[start]

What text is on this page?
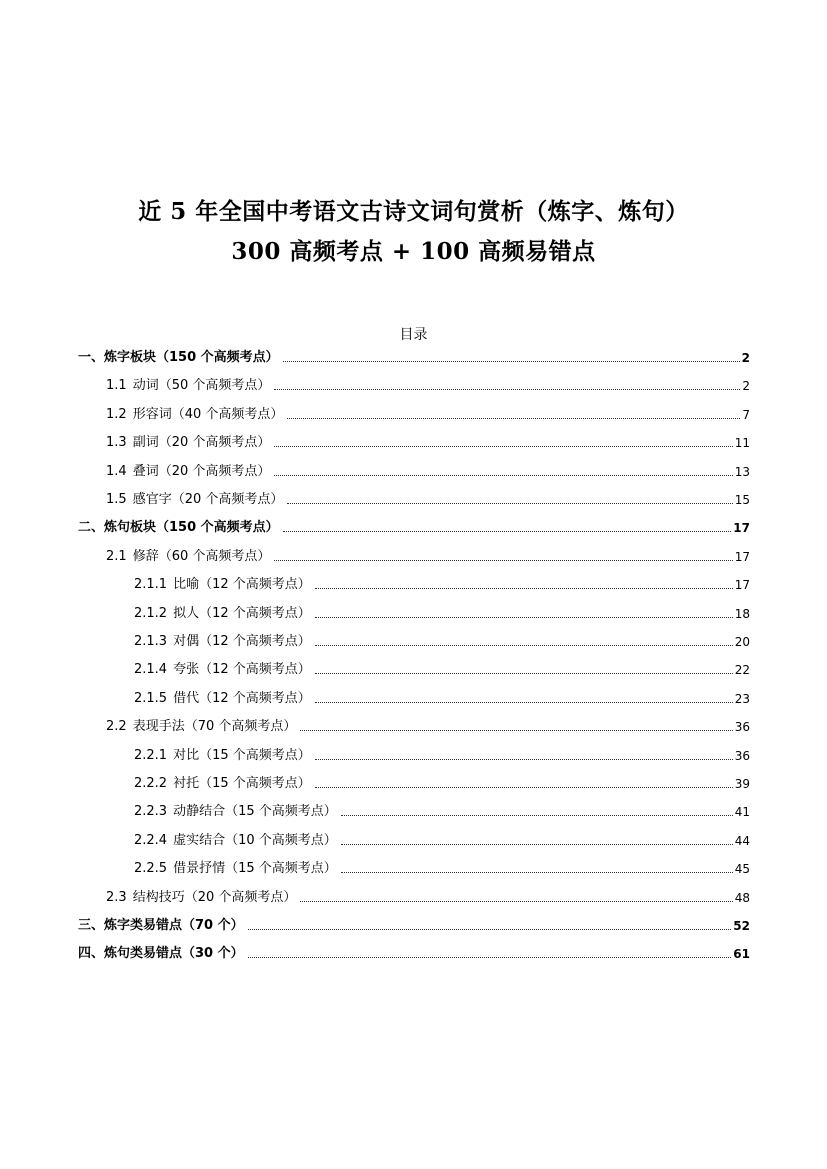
近 5 年全国中考语文古诗文词句赏析（炼字、炼句）
300 高频考点 + 100 高频易错点
目录
一、炼字板块（150 个高频考点）	2
1.1 动词（50 个高频考点）	2
1.2 形容词（40 个高频考点）	7
1.3 副词（20 个高频考点）	11
1.4 叠词（20 个高频考点）	13
1.5 感官字（20 个高频考点）	15
二、炼句板块（150 个高频考点）	17
2.1 修辞（60 个高频考点）	17
2.1.1 比喻（12 个高频考点）	17
2.1.2 拟人（12 个高频考点）	18
2.1.3 对偶（12 个高频考点）	20
2.1.4 夸张（12 个高频考点）	22
2.1.5 借代（12 个高频考点）	23
2.2 表现手法（70 个高频考点）	36
2.2.1 对比（15 个高频考点）	36
2.2.2 衬托（15 个高频考点）	39
2.2.3 动静结合（15 个高频考点）	41
2.2.4 虚实结合（10 个高频考点）	44
2.2.5 借景抒情（15 个高频考点）	45
2.3 结构技巧（20 个高频考点）	48
三、炼字类易错点（70 个）	52
四、炼句类易错点（30 个）	61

[end]

[Task statement]
Without the images, write out each line of the data verbatim.

[Solution]
What text is on this page?
近 5 年全国中考语文古诗文词句赏析（炼字、炼句）
300 高频考点 + 100 高频易错点
目录
一、炼字板块（150 个高频考点）	2
1.1 动词（50 个高频考点）	2
1.2 形容词（40 个高频考点）	7
1.3 副词（20 个高频考点）	11
1.4 叠词（20 个高频考点）	13
1.5 感官字（20 个高频考点）	15
二、炼句板块（150 个高频考点）	17
2.1 修辞（60 个高频考点）	17
2.1.1 比喻（12 个高频考点）	17
2.1.2 拟人（12 个高频考点）	18
2.1.3 对偶（12 个高频考点）	20
2.1.4 夸张（12 个高频考点）	22
2.1.5 借代（12 个高频考点）	23
2.2 表现手法（70 个高频考点）	36
2.2.1 对比（15 个高频考点）	36
2.2.2 衬托（15 个高频考点）	39
2.2.3 动静结合（15 个高频考点）	41
2.2.4 虚实结合（10 个高频考点）	44
2.2.5 借景抒情（15 个高频考点）	45
2.3 结构技巧（20 个高频考点）	48
三、炼字类易错点（70 个）	52
四、炼句类易错点（30 个）	61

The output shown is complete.